### [TASK STATEMENT]
Copy out the records in full, word for word, without pictures.

### [RECORD SET]

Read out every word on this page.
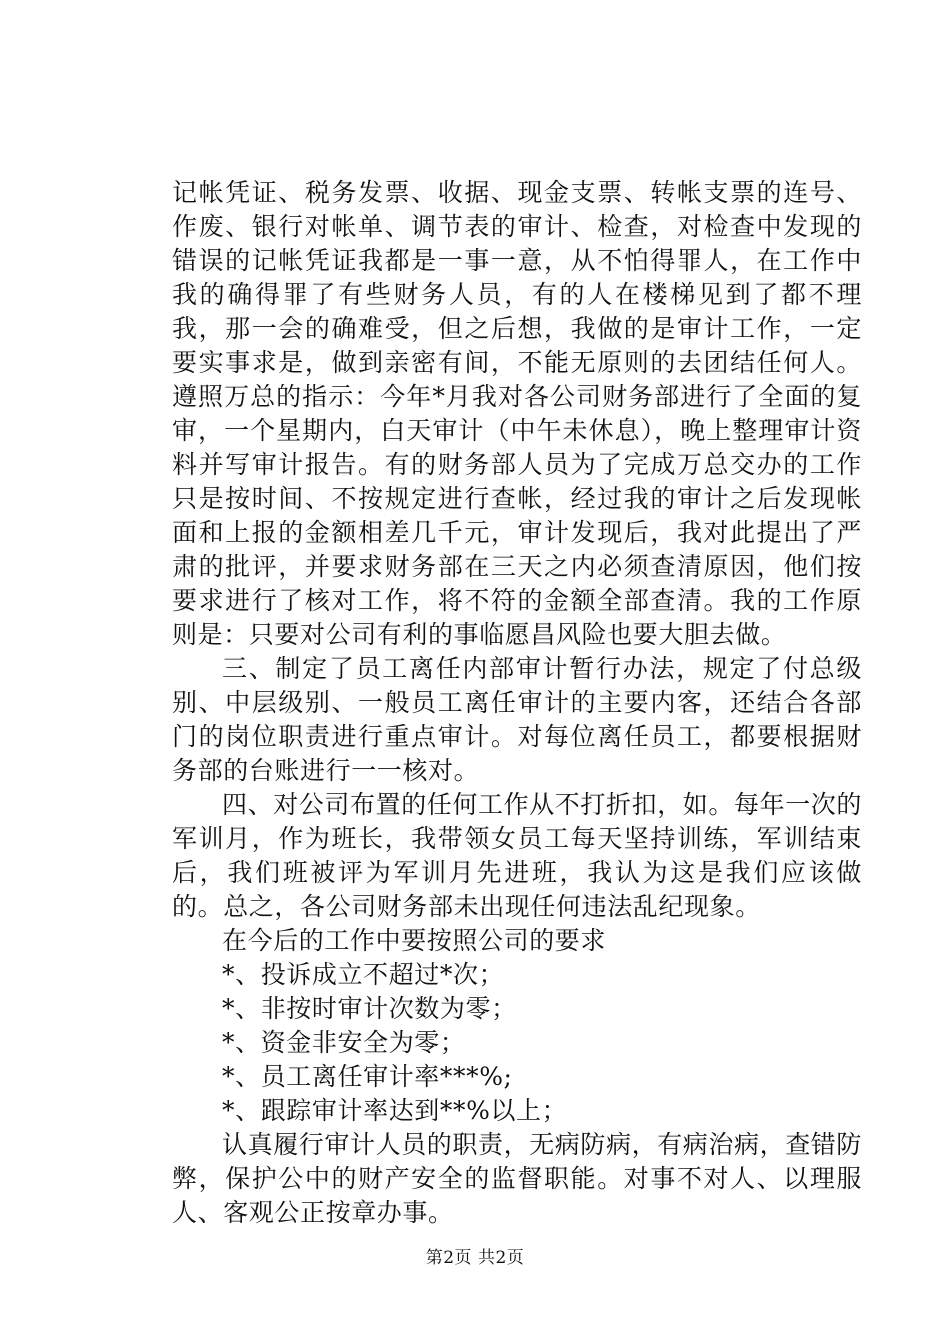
记帐凭证、税务发票、收据、现金支票、转帐支票的连号、作废、银行对帐单、调节表的审计、检查，对检查中发现的错误的记帐凭证我都是一事一意，从不怕得罪人，在工作中我的确得罪了有些财务人员，有的人在楼梯见到了都不理我，那一会的确难受，但之后想，我做的是审计工作，一定要实事求是，做到亲密有间，不能无原则的去团结任何人。遵照万总的指示：今年*月我对各公司财务部进行了全面的复审，一个星期内，白天审计（中午未休息），晚上整理审计资料并写审计报告。有的财务部人员为了完成万总交办的工作只是按时间、不按规定进行查帐，经过我的审计之后发现帐面和上报的金额相差几千元，审计发现后，我对此提出了严肃的批评，并要求财务部在三天之内必须查清原因，他们按要求进行了核对工作，将不符的金额全部查清。我的工作原则是：只要对公司有利的事临愿昌风险也要大胆去做。

三、制定了员工离任内部审计暂行办法，规定了付总级别、中层级别、一般员工离任审计的主要内客，还结合各部门的岗位职责进行重点审计。对每位离任员工，都要根据财务部的台账进行一一核对。

四、对公司布置的任何工作从不打折扣，如。每年一次的军训月，作为班长，我带领女员工每天坚持训练，军训结束后，我们班被评为军训月先进班，我认为这是我们应该做的。总之，各公司财务部未出现任何违法乱纪现象。

在今后的工作中要按照公司的要求

*、投诉成立不超过*次；

*、非按时审计次数为零；

*、资金非安全为零；

*、员工离任审计率***%;

*、跟踪审计率达到**%以上；

认真履行审计人员的职责，无病防病，有病治病，查错防弊，保护公中的财产安全的监督职能。对事不对人、以理服人、客观公正按章办事。

第2页 共2页
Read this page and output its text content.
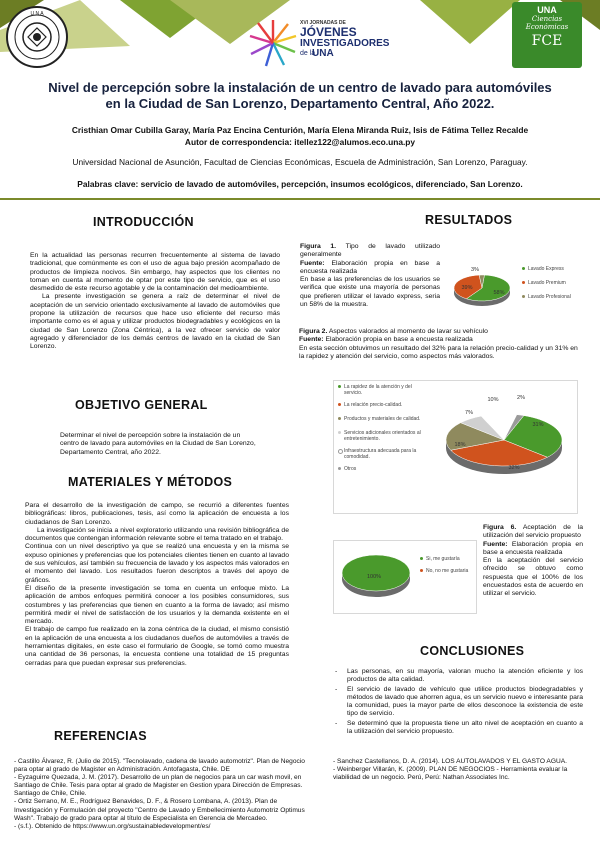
U N A
XVI JORNADAS DE
JÓVENES
INVESTIGADORES
de la
UNA
UNA
Ciencias
Económicas
FCE
Nivel de percepción sobre la instalación de un centro de lavado para automóviles
en la Ciudad de San Lorenzo, Departamento Central, Año 2022.
Cristhian Omar Cubilla Garay, María Paz Encina Centurión, María Elena Miranda Ruiz, Isis de Fátima Tellez Recalde
Autor de correspondencia: itellez122@alumos.eco.una.py
Universidad Nacional de Asunción, Facultad de Ciencias Económicas, Escuela de Administración, San Lorenzo, Paraguay.
Palabras clave: servicio de lavado de automóviles, percepción, insumos ecológicos, diferenciado, San Lorenzo.
INTRODUCCIÓN

En la actualidad las personas recurren frecuentemente al sistema de lavado tradicional, que comúnmente es con el uso de agua bajo presión acompañado de productos de limpieza nocivos. Sin embargo, hay aspectos que los clientes no toman en cuenta al momento de optar por este tipo de servicio, que es el uso desmedido de este recurso agotable y de la contaminación del medioambiente.

La presente investigación se genera a raíz de determinar el nivel de aceptación de un servicio orientado exclusivamente al lavado de automóviles que propone la utilización de recursos que hace uso eficiente del recurso más importante como es el agua y utilizar productos biodegradables y ecológicos en la ciudad de San Lorenzo (Zona Céntrica), a la vez ofrecer servicio de valor agregado y diferenciador de los demás centros de lavado en la ciudad de San Lorenzo.

OBJETIVO GENERAL
Determinar el nivel de percepción sobre la instalación de un centro de lavado para automóviles en la Ciudad de San Lorenzo, Departamento Central, año 2022.
MATERIALES Y MÉTODOS

Para el desarrollo de la investigación de campo, se recurrió a diferentes fuentes bibliográficas: libros, publicaciones, tesis, así como la aplicación de encuesta a los ciudadanos de San Lorenzo.

La investigación se inicia a nivel exploratorio utilizando una revisión bibliográfica de documentos que contengan información relevante sobre el tema tratado en el trabajo.

Continua con un nivel descriptivo ya que se realizó una encuesta y en la misma se expuso opiniones y preferencias que los potenciales clientes tienen en cuanto al lavado de sus vehículos, así también su frecuencia de lavado y los aspectos más valorados en el momento del lavado. Los resultados fueron descriptos a través del apoyo de gráficos.

El diseño de la presente investigación se toma en cuenta un enfoque mixto. La aplicación de ambos enfoques permitirá conocer a los posibles consumidores, sus costumbres y las preferencias que tienen en cuanto a la forma de lavado; así mismo permitirá medir el nivel de satisfacción de los usuarios y la demanda existente en el mercado.

El trabajo de campo fue realizado en la zona céntrica de la ciudad, el mismo consistió en la aplicación de una encuesta a los ciudadanos dueños de automóviles a través de herramientas digitales, en este caso el formulario de Google, se tomó como muestra una cantidad de 36 personas, la encuesta contiene una totalidad de 15 preguntas cerradas para que puedan expresar sus preferencias.

RESULTADOS
Figura 1. Tipo de lavado utilizado generalmente
Fuente: Elaboración propia en base a encuesta realizada
En base a las preferencias de los usuarios se verifica que existe una mayoría de personas que prefieren utilizar el lavado express, seria un 58% de la muestra.
58%
39%
3%	Lavado Express
Lavado Premium
Lavado Profesional
Figura 2. Aspectos valorados al momento de lavar su vehículo
Fuente: Elaboración propia en base a encuesta realizada
En esta sección obtuvimos un resultado del 32% para la relación precio-calidad y un 31% en la rapidez y atención del servicio, como aspectos más valorados.
La rapidez de la atención y del servicio.
La relación precio-calidad.
Productos y materiales de calidad.
Servicios adicionales orientados al entretenimiento.
Infraestructura adecuada para la comodidad.
Otros
31%
32%
18%
7%
10%	2%
100%
Si, me gustaría
No, no me gustaria
Figura 6. Aceptación de la utilización del servicio propuesto
Fuente: Elaboración propia en base a encuesta realizada
En la aceptación del servicio ofrecido se obtuvo como respuesta que el 100% de los encuestados esta de acuerdo en utilizar el servicio.
CONCLUSIONES
- Las personas, en su mayoría, valoran mucho la atención eficiente y los productos de alta calidad.
- El servicio de lavado de vehículo que utilice productos biodegradables y métodos de lavado que ahorren agua, es un servicio nuevo e interesante para la comunidad, pues la mayor parte de ellos desconoce la existencia de este tipo de servicio.
- Se determinó que la propuesta tiene un alto nivel de aceptación en cuanto a la utilización del servicio propuesto.
REFERENCIAS

- Castillo Álvarez, R. (Julio de 2015). "Tecnolavado, cadena de lavado automotriz". Plan de Negocio para optar al grado de Magister en Administración. Antofagasta, Chile. DE

- Eyzaguirre Quezada, J. M. (2017). Desarrollo de un plan de negocios para un car wash movil, en Santiago de Chile. Tesis para optar al grado de Magister en Gestion ypara Dirección de Empresas. Santiago de Chile, Chile.

- Ortiz Serrano, M. E., Rodríguez Benavides, D. F., & Rosero Lombana, A. (2013). Plan de Investigación y Formulación del proyecto "Centro de Lavado y Embellecimiento Automotriz Optimus Wash". Trabajo de grado para optar al título de Especialista en Gerencia de Mercadeo.

- (s.f.). Obtenido de https://www.un.org/sustainabledevelopment/es/

- Sanchez Castellanos, D. A. (2014). LOS AUTOLAVADOS Y EL GASTO AGUA.

- Weinberger Villarán, K. (2009). PLAN DE NEGOCIOS - Herramienta evaluar la viabilidad de un negocio. Perú, Perú: Nathan Associates Inc.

### [RESPONSE BELOW]
Read out every word on this page.
记帐凭证、税务发票、收据、现金支票、转帐支票的连号、作废、银行对帐单、调节表的审计、检查，对检查中发现的错误的记帐凭证我都是一事一意，从不怕得罪人，在工作中我的确得罪了有些财务人员，有的人在楼梯见到了都不理我，那一会的确难受，但之后想，我做的是审计工作，一定要实事求是，做到亲密有间，不能无原则的去团结任何人。遵照万总的指示：今年*月我对各公司财务部进行了全面的复审，一个星期内，白天审计（中午未休息），晚上整理审计资料并写审计报告。有的财务部人员为了完成万总交办的工作只是按时间、不按规定进行查帐，经过我的审计之后发现帐面和上报的金额相差几千元，审计发现后，我对此提出了严肃的批评，并要求财务部在三天之内必须查清原因，他们按要求进行了核对工作，将不符的金额全部查清。我的工作原则是：只要对公司有利的事临愿昌风险也要大胆去做。

三、制定了员工离任内部审计暂行办法，规定了付总级别、中层级别、一般员工离任审计的主要内客，还结合各部门的岗位职责进行重点审计。对每位离任员工，都要根据财务部的台账进行一一核对。

四、对公司布置的任何工作从不打折扣，如。每年一次的军训月，作为班长，我带领女员工每天坚持训练，军训结束后，我们班被评为军训月先进班，我认为这是我们应该做的。总之，各公司财务部未出现任何违法乱纪现象。

在今后的工作中要按照公司的要求

*、投诉成立不超过*次；

*、非按时审计次数为零；

*、资金非安全为零；

*、员工离任审计率***%;

*、跟踪审计率达到**%以上；

认真履行审计人员的职责，无病防病，有病治病，查错防弊，保护公中的财产安全的监督职能。对事不对人、以理服人、客观公正按章办事。

第2页 共2页
Read this page and output its text content.
U N A
XVI JORNADAS DE
JÓVENES
INVESTIGADORES
de la
UNA
UNA
Ciencias
Económicas
FCE
Nivel de percepción sobre la instalación de un centro de lavado para automóviles
en la Ciudad de San Lorenzo, Departamento Central, Año 2022.
Cristhian Omar Cubilla Garay, María Paz Encina Centurión, María Elena Miranda Ruiz, Isis de Fátima Tellez Recalde
Autor de correspondencia: itellez122@alumos.eco.una.py
Universidad Nacional de Asunción, Facultad de Ciencias Económicas, Escuela de Administración, San Lorenzo, Paraguay.
Palabras clave: servicio de lavado de automóviles, percepción, insumos ecológicos, diferenciado, San Lorenzo.
INTRODUCCIÓN

En la actualidad las personas recurren frecuentemente al sistema de lavado tradicional, que comúnmente es con el uso de agua bajo presión acompañado de productos de limpieza nocivos. Sin embargo, hay aspectos que los clientes no toman en cuenta al momento de optar por este tipo de servicio, que es el uso desmedido de este recurso agotable y de la contaminación del medioambiente.

La presente investigación se genera a raíz de determinar el nivel de aceptación de un servicio orientado exclusivamente al lavado de automóviles que propone la utilización de recursos que hace uso eficiente del recurso más importante como es el agua y utilizar productos biodegradables y ecológicos en la ciudad de San Lorenzo (Zona Céntrica), a la vez ofrecer servicio de valor agregado y diferenciador de los demás centros de lavado en la ciudad de San Lorenzo.

OBJETIVO GENERAL
Determinar el nivel de percepción sobre la instalación de un centro de lavado para automóviles en la Ciudad de San Lorenzo, Departamento Central, año 2022.
MATERIALES Y MÉTODOS

Para el desarrollo de la investigación de campo, se recurrió a diferentes fuentes bibliográficas: libros, publicaciones, tesis, así como la aplicación de encuesta a los ciudadanos de San Lorenzo.

La investigación se inicia a nivel exploratorio utilizando una revisión bibliográfica de documentos que contengan información relevante sobre el tema tratado en el trabajo.

Continua con un nivel descriptivo ya que se realizó una encuesta y en la misma se expuso opiniones y preferencias que los potenciales clientes tienen en cuanto al lavado de sus vehículos, así también su frecuencia de lavado y los aspectos más valorados en el momento del lavado. Los resultados fueron descriptos a través del apoyo de gráficos.

El diseño de la presente investigación se toma en cuenta un enfoque mixto. La aplicación de ambos enfoques permitirá conocer a los posibles consumidores, sus costumbres y las preferencias que tienen en cuanto a la forma de lavado; así mismo permitirá medir el nivel de satisfacción de los usuarios y la demanda existente en el mercado.

El trabajo de campo fue realizado en la zona céntrica de la ciudad, el mismo consistió en la aplicación de una encuesta a los ciudadanos dueños de automóviles a través de herramientas digitales, en este caso el formulario de Google, se tomó como muestra una cantidad de 36 personas, la encuesta contiene una totalidad de 15 preguntas cerradas para que puedan expresar sus preferencias.

RESULTADOS
Figura 1. Tipo de lavado utilizado generalmente
Fuente: Elaboración propia en base a encuesta realizada
En base a las preferencias de los usuarios se verifica que existe una mayoría de personas que prefieren utilizar el lavado express, seria un 58% de la muestra.
58%
39%
3%	Lavado Express
Lavado Premium
Lavado Profesional
Figura 2. Aspectos valorados al momento de lavar su vehículo
Fuente: Elaboración propia en base a encuesta realizada
En esta sección obtuvimos un resultado del 32% para la relación precio-calidad y un 31% en la rapidez y atención del servicio, como aspectos más valorados.
La rapidez de la atención y del servicio.
La relación precio-calidad.
Productos y materiales de calidad.
Servicios adicionales orientados al entretenimiento.
Infraestructura adecuada para la comodidad.
Otros
31%
32%
18%
7%
10%	2%
100%
Si, me gustaría
No, no me gustaria
Figura 6. Aceptación de la utilización del servicio propuesto
Fuente: Elaboración propia en base a encuesta realizada
En la aceptación del servicio ofrecido se obtuvo como respuesta que el 100% de los encuestados esta de acuerdo en utilizar el servicio.
CONCLUSIONES
- Las personas, en su mayoría, valoran mucho la atención eficiente y los productos de alta calidad.
- El servicio de lavado de vehículo que utilice productos biodegradables y métodos de lavado que ahorren agua, es un servicio nuevo e interesante para la comunidad, pues la mayor parte de ellos desconoce la existencia de este tipo de servicio.
- Se determinó que la propuesta tiene un alto nivel de aceptación en cuanto a la utilización del servicio propuesto.
REFERENCIAS

- Castillo Álvarez, R. (Julio de 2015). "Tecnolavado, cadena de lavado automotriz". Plan de Negocio para optar al grado de Magister en Administración. Antofagasta, Chile. DE

- Eyzaguirre Quezada, J. M. (2017). Desarrollo de un plan de negocios para un car wash movil, en Santiago de Chile. Tesis para optar al grado de Magister en Gestion ypara Dirección de Empresas. Santiago de Chile, Chile.

- Ortiz Serrano, M. E., Rodríguez Benavides, D. F., & Rosero Lombana, A. (2013). Plan de Investigación y Formulación del proyecto "Centro de Lavado y Embellecimiento Automotriz Optimus Wash". Trabajo de grado para optar al título de Especialista en Gerencia de Mercadeo.

- (s.f.). Obtenido de https://www.un.org/sustainabledevelopment/es/

- Sanchez Castellanos, D. A. (2014). LOS AUTOLAVADOS Y EL GASTO AGUA.

- Weinberger Villarán, K. (2009). PLAN DE NEGOCIOS - Herramienta evaluar la viabilidad de un negocio. Perú, Perú: Nathan Associates Inc.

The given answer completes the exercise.